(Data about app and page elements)
⁂

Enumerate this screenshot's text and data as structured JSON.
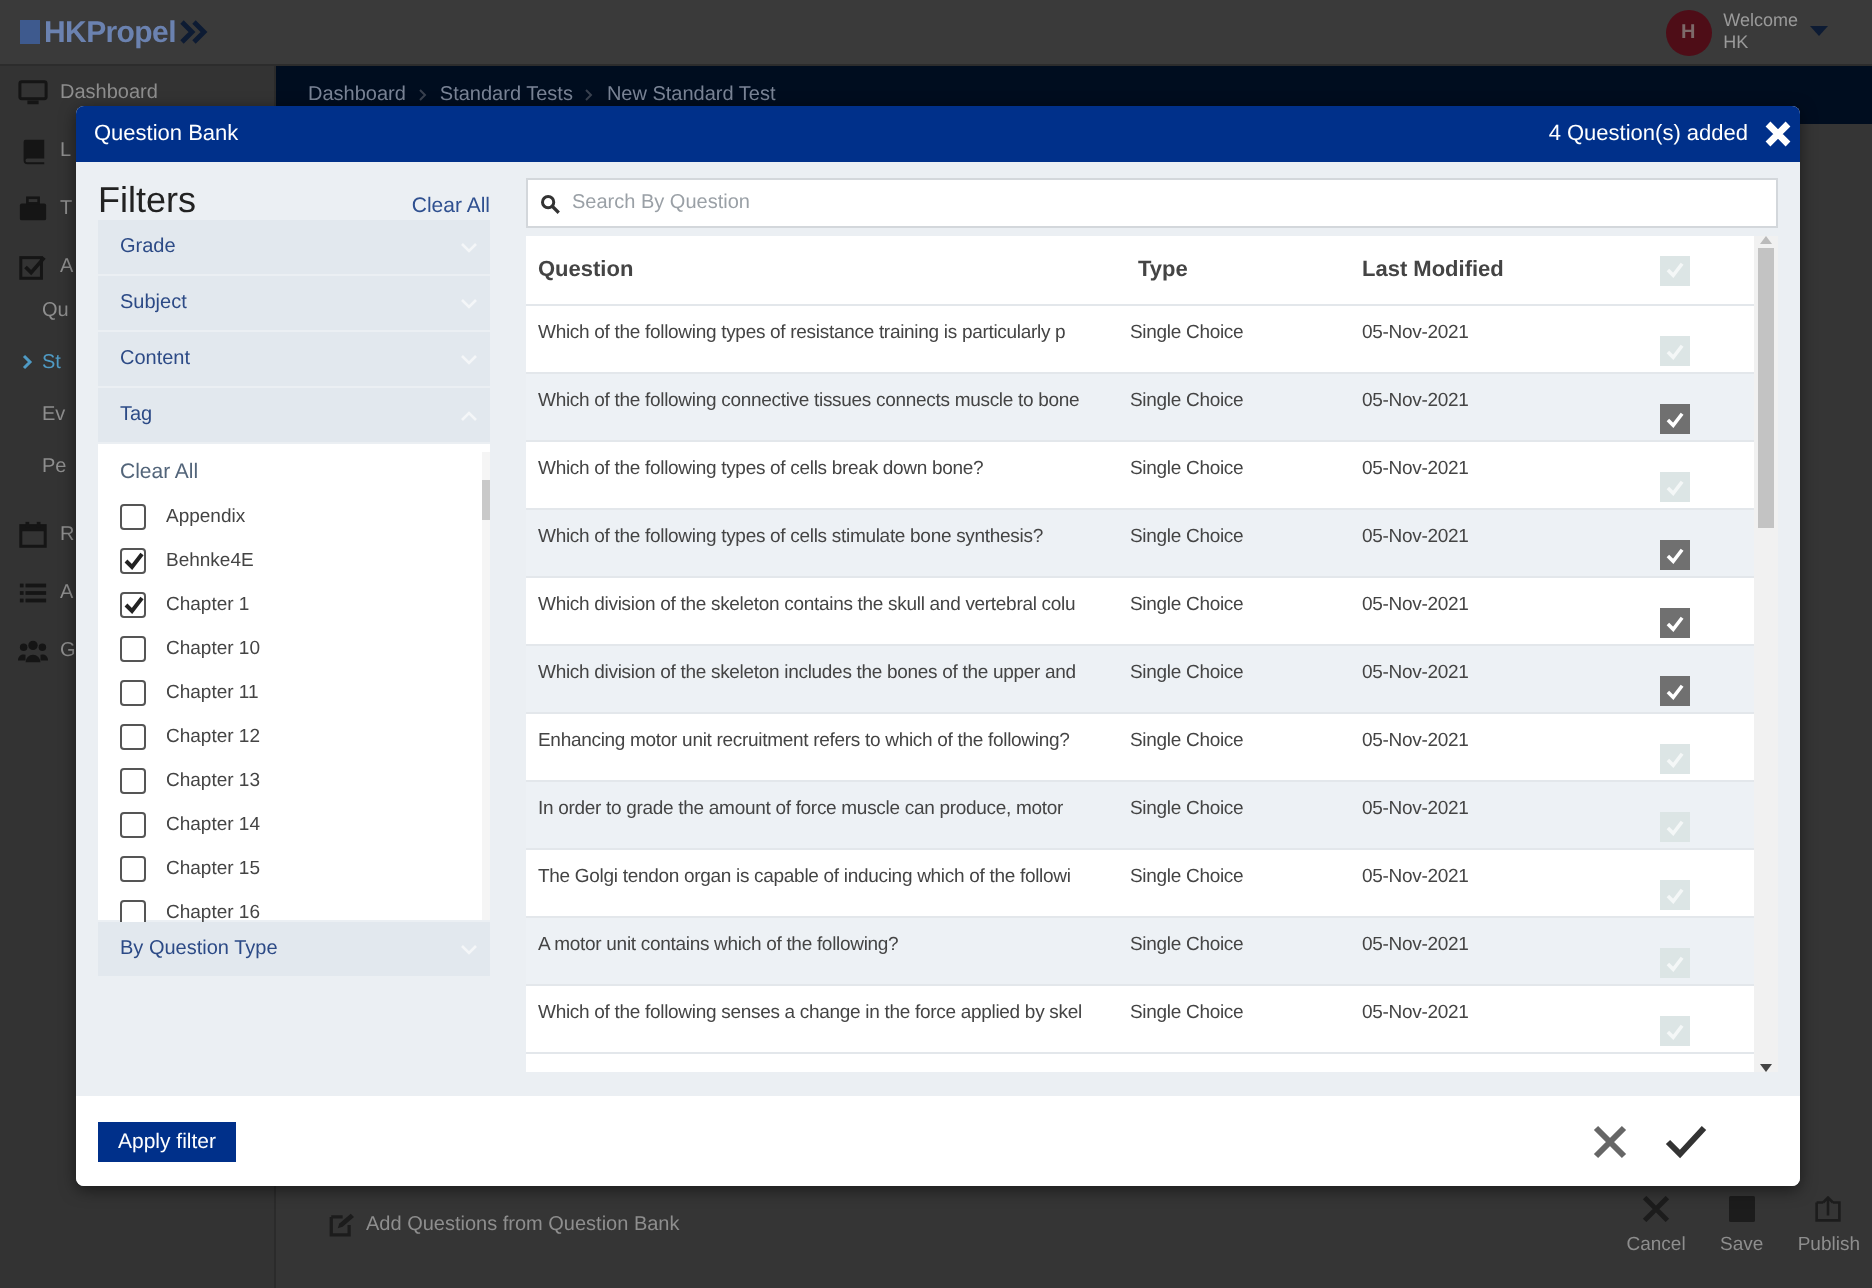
{
  "app": {
    "logo": "HKPropel",
    "user": {
      "initial": "H",
      "greeting": "Welcome",
      "name": "HK"
    },
    "sidebar": [
      {
        "label": "Dashboard"
      },
      {
        "label": "L"
      },
      {
        "label": "T"
      },
      {
        "label": "A",
        "children": [
          {
            "label": "Qu",
            "selected": false
          },
          {
            "label": "St",
            "selected": true
          },
          {
            "label": "Ev",
            "selected": false
          },
          {
            "label": "Pe",
            "selected": false
          }
        ]
      },
      {
        "label": "R"
      },
      {
        "label": "A"
      },
      {
        "label": "G"
      }
    ],
    "breadcrumb": [
      "Dashboard",
      "Standard Tests",
      "New Standard Test"
    ],
    "add_link": "Add Questions from Question Bank",
    "actions": [
      "Cancel",
      "Save",
      "Publish"
    ]
  },
  "modal": {
    "title": "Question Bank",
    "added": "4 Question(s) added",
    "filters": {
      "title": "Filters",
      "clear_all": "Clear All",
      "groups": [
        {
          "label": "Grade",
          "expanded": false
        },
        {
          "label": "Subject",
          "expanded": false
        },
        {
          "label": "Content",
          "expanded": false
        },
        {
          "label": "Tag",
          "expanded": true,
          "clear_all": "Clear All",
          "options": [
            {
              "label": "Appendix",
              "checked": false
            },
            {
              "label": "Behnke4E",
              "checked": true
            },
            {
              "label": "Chapter 1",
              "checked": true
            },
            {
              "label": "Chapter 10",
              "checked": false
            },
            {
              "label": "Chapter 11",
              "checked": false
            },
            {
              "label": "Chapter 12",
              "checked": false
            },
            {
              "label": "Chapter 13",
              "checked": false
            },
            {
              "label": "Chapter 14",
              "checked": false
            },
            {
              "label": "Chapter 15",
              "checked": false
            },
            {
              "label": "Chapter 16",
              "checked": false
            }
          ]
        },
        {
          "label": "By Question Type",
          "expanded": false
        }
      ]
    },
    "search": {
      "placeholder": "Search By Question"
    },
    "table": {
      "columns": [
        "Question",
        "Type",
        "Last Modified"
      ],
      "all_selected": false,
      "rows": [
        {
          "question": "Which of the following types of resistance training is particularly p",
          "type": "Single Choice",
          "modified": "05-Nov-2021",
          "selected": false
        },
        {
          "question": "Which of the following connective tissues connects muscle to bone",
          "type": "Single Choice",
          "modified": "05-Nov-2021",
          "selected": true
        },
        {
          "question": "Which of the following types of cells break down bone?",
          "type": "Single Choice",
          "modified": "05-Nov-2021",
          "selected": false
        },
        {
          "question": "Which of the following types of cells stimulate bone synthesis?",
          "type": "Single Choice",
          "modified": "05-Nov-2021",
          "selected": true
        },
        {
          "question": "Which division of the skeleton contains the skull and vertebral colu",
          "type": "Single Choice",
          "modified": "05-Nov-2021",
          "selected": true
        },
        {
          "question": "Which division of the skeleton includes the bones of the upper and",
          "type": "Single Choice",
          "modified": "05-Nov-2021",
          "selected": true
        },
        {
          "question": "Enhancing motor unit recruitment refers to which of the following?",
          "type": "Single Choice",
          "modified": "05-Nov-2021",
          "selected": false
        },
        {
          "question": "In order to grade the amount of force muscle can produce, motor",
          "type": "Single Choice",
          "modified": "05-Nov-2021",
          "selected": false
        },
        {
          "question": "The Golgi tendon organ is capable of inducing which of the followi",
          "type": "Single Choice",
          "modified": "05-Nov-2021",
          "selected": false
        },
        {
          "question": "A motor unit contains which of the following?",
          "type": "Single Choice",
          "modified": "05-Nov-2021",
          "selected": false
        },
        {
          "question": "Which of the following senses a change in the force applied by skel",
          "type": "Single Choice",
          "modified": "05-Nov-2021",
          "selected": false
        }
      ]
    },
    "apply": "Apply filter"
  }
}
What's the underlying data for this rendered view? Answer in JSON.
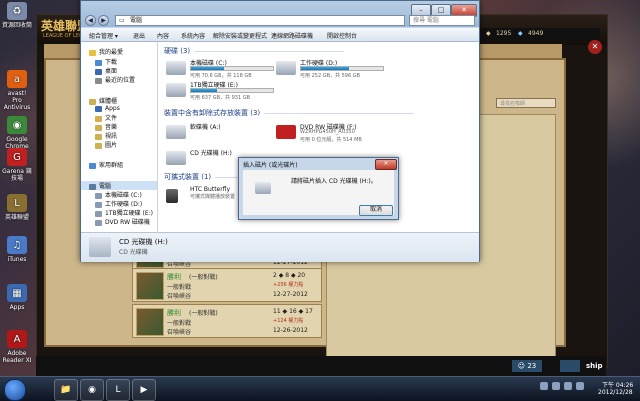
{
  "desktop": {
    "icons": [
      {
        "label": "資源回收筒",
        "color": "#7a8aa8",
        "glyph": "♻"
      },
      {
        "label": "avast! Pro Antivirus",
        "color": "#e06010",
        "glyph": "a"
      },
      {
        "label": "Google Chrome",
        "color": "#3a8a3a",
        "glyph": "◉"
      },
      {
        "label": "Garena 競技場",
        "color": "#c02020",
        "glyph": "G"
      },
      {
        "label": "英雄聯盟",
        "color": "#8a7030",
        "glyph": "L"
      },
      {
        "label": "iTunes",
        "color": "#4a7ac8",
        "glyph": "♫"
      },
      {
        "label": "Apps",
        "color": "#3a6ab0",
        "glyph": "▦"
      },
      {
        "label": "Adobe Reader XI",
        "color": "#b01818",
        "glyph": "A"
      }
    ]
  },
  "lol": {
    "logo": "英雄聯盟",
    "logo_sub": "LEAGUE OF LEGENDS",
    "ip": "1295",
    "rp": "4949",
    "search_placeholder": "尋找召喚師",
    "matches": [
      {
        "result": "",
        "mode": "",
        "l2": "",
        "l3": "召喚峽谷",
        "kda": "",
        "gold": "",
        "date": "12-27-2012"
      },
      {
        "result": "勝利",
        "mode": "(一般對戰)",
        "l2": "一般對戰",
        "l3": "召喚峽谷",
        "kda": "2 ◆ 8 ◆ 20",
        "gold": "+256 權力點",
        "date": "12-27-2012"
      },
      {
        "result": "勝利",
        "mode": "(一般對戰)",
        "l2": "一般對戰",
        "l3": "召喚峽谷",
        "kda": "11 ◆ 16 ◆ 17",
        "gold": "+124 權力點",
        "date": "12-26-2012"
      }
    ],
    "ship_label": "ship",
    "people_count": "23"
  },
  "explorer": {
    "address": "電腦",
    "search_placeholder": "搜尋 電腦",
    "toolbar": [
      "組合管理 ▾",
      "退出",
      "內容",
      "系統內容",
      "解除安裝或變更程式",
      "連線網路磁碟機",
      "開啟控制台"
    ],
    "nav": [
      {
        "label": "我的最愛",
        "color": "#e8c040"
      },
      {
        "label": "下載",
        "color": "#4a8ad0"
      },
      {
        "label": "桌面",
        "color": "#3a6ab0"
      },
      {
        "label": "最近的位置",
        "color": "#8a8a8a"
      },
      {
        "label": "媒體櫃",
        "color": "#d0b050"
      },
      {
        "label": "Apps",
        "color": "#3a6ab0"
      },
      {
        "label": "文件",
        "color": "#d0b050"
      },
      {
        "label": "音樂",
        "color": "#d0b050"
      },
      {
        "label": "視訊",
        "color": "#d0b050"
      },
      {
        "label": "圖片",
        "color": "#d0b050"
      },
      {
        "label": "家用群組",
        "color": "#4a8ad0"
      },
      {
        "label": "電腦",
        "color": "#5a7aa0"
      },
      {
        "label": "本機磁碟 (C:)",
        "color": "#8a9ab0"
      },
      {
        "label": "工作硬碟 (D:)",
        "color": "#8a9ab0"
      },
      {
        "label": "1TB獨立硬碟 (E:)",
        "color": "#8a9ab0"
      },
      {
        "label": "DVD RW 磁碟機",
        "color": "#8a9ab0"
      }
    ],
    "groups": {
      "hdd": "硬碟 (3)",
      "removable": "裝置中含有卸除式存放裝置 (3)",
      "portable": "可攜式裝置 (1)"
    },
    "drives": [
      {
        "name": "本機磁碟 (C:)",
        "size": "可用 70.6 GB，共 118 GB",
        "fill": 0.4
      },
      {
        "name": "工作硬碟 (D:)",
        "size": "可用 252 GB，共 596 GB",
        "fill": 0.58
      },
      {
        "name": "1TB獨立硬碟 (E:)",
        "size": "可用 637 GB，共 931 GB",
        "fill": 0.32
      }
    ],
    "removable": [
      {
        "name": "軟碟機 (A:)",
        "sub": ""
      },
      {
        "name": "DVD RW 磁碟機 (F:)",
        "sub": "WZRHPG450H_AU350"
      },
      {
        "name": "CD 光碟機 (H:)",
        "sub": ""
      }
    ],
    "dvd_extra": "可用 0 位元組，共 514 MB",
    "portable": {
      "name": "HTC Butterfly",
      "sub": "可攜式媒體播放裝置"
    },
    "details": {
      "name": "CD 光碟機 (H:)",
      "type": "CD 光碟機"
    }
  },
  "dialog": {
    "title": "插入磁片 (或光碟片)",
    "message": "請將磁片插入 CD 光碟機 (H:)。",
    "cancel": "取消"
  },
  "taskbar": {
    "time": "下午 04:26",
    "date": "2012/12/28",
    "apps": [
      "📁",
      "◉",
      "L",
      "▶"
    ]
  }
}
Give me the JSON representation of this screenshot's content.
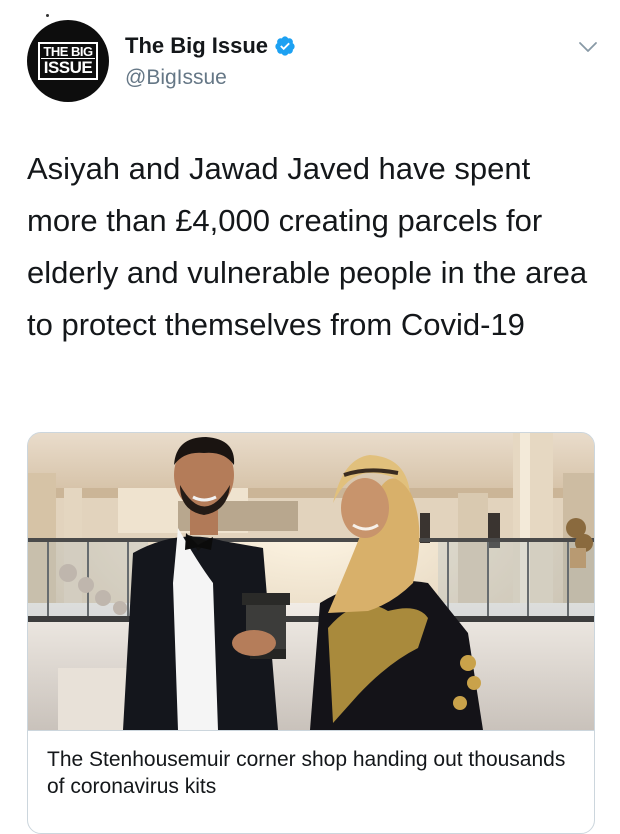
{
  "account": {
    "display_name": "The Big Issue",
    "handle": "@BigIssue",
    "logo_line1": "THE BIG",
    "logo_line2": "ISSUE",
    "verified": true
  },
  "tweet": {
    "text": "Asiyah and Jawad Javed have spent more than £4,000 creating parcels for elderly and vulnerable people in the area to protect themselves from Covid-19"
  },
  "card": {
    "title": "The Stenhousemuir corner shop handing out thousands of coronavirus kits"
  },
  "icons": {
    "verified": "verified-badge-icon",
    "menu": "chevron-down-icon"
  },
  "colors": {
    "text": "#14171a",
    "secondary_text": "#657786",
    "verified_blue": "#1da1f2",
    "card_border": "#ccd6dd"
  }
}
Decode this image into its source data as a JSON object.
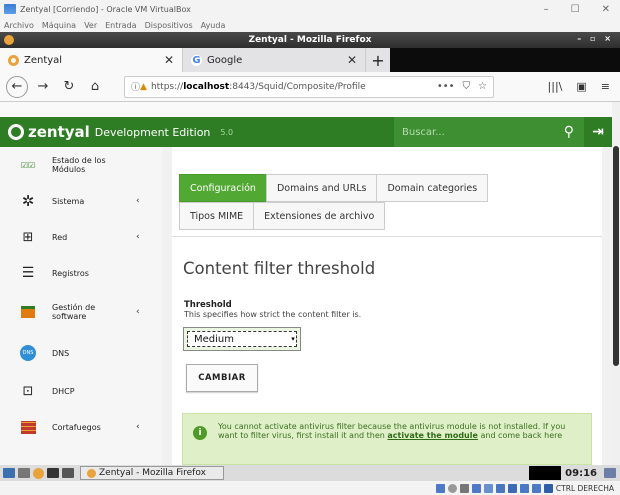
{
  "vbox": {
    "title": "Zentyal [Corriendo] - Oracle VM VirtualBox",
    "menu": [
      "Archivo",
      "Máquina",
      "Ver",
      "Entrada",
      "Dispositivos",
      "Ayuda"
    ],
    "host_key": "CTRL DERECHA"
  },
  "firefox": {
    "window_title": "Zentyal - Mozilla Firefox",
    "tabs": [
      {
        "label": "Zentyal",
        "icon": "zentyal-favicon"
      },
      {
        "label": "Google",
        "icon": "google-favicon"
      }
    ],
    "url_prefix": "https://",
    "url_host": "localhost",
    "url_path": ":8443/Squid/Composite/Profile"
  },
  "zentyal": {
    "brand": "zentyal",
    "edition": "Development Edition",
    "version": "5.0",
    "search_placeholder": "Buscar..."
  },
  "sidebar": {
    "items": [
      {
        "label": "Estado de los Módulos",
        "icon": "dashboard-icon",
        "arrow": ""
      },
      {
        "label": "Sistema",
        "icon": "gear-icon",
        "arrow": "‹"
      },
      {
        "label": "Red",
        "icon": "network-icon",
        "arrow": "‹"
      },
      {
        "label": "Registros",
        "icon": "logs-icon",
        "arrow": ""
      },
      {
        "label": "Gestión de software",
        "icon": "package-icon",
        "arrow": "‹"
      },
      {
        "label": "DNS",
        "icon": "dns-icon",
        "arrow": ""
      },
      {
        "label": "DHCP",
        "icon": "dhcp-icon",
        "arrow": ""
      },
      {
        "label": "Cortafuegos",
        "icon": "firewall-icon",
        "arrow": "‹"
      }
    ]
  },
  "main": {
    "tabs": [
      "Configuración",
      "Domains and URLs",
      "Domain categories"
    ],
    "tabs2": [
      "Tipos MIME",
      "Extensiones de archivo"
    ],
    "heading": "Content filter threshold",
    "field_label": "Threshold",
    "field_hint": "This specifies how strict the content filter is.",
    "select_value": "Medium",
    "submit_label": "CAMBIAR",
    "alert_text": "You cannot activate antivirus filter because the antivirus module is not installed. If you want to filter virus, first install it and then ",
    "alert_link": "activate the module",
    "alert_tail": " and come back here"
  },
  "taskbar": {
    "window_label": "Zentyal - Mozilla Firefox",
    "clock": "09:16"
  },
  "colors": {
    "accent": "#51a832",
    "header": "#2e7d24",
    "alert_bg": "#dff0c9"
  }
}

⁂

What to do: Look through the entries above for the word "cells". Copy every line where it shows up.

Answer section:
          "question": "Which of the following types of cells break down bone?",
          "question": "Which of the following types of cells stimulate bone synthesis?",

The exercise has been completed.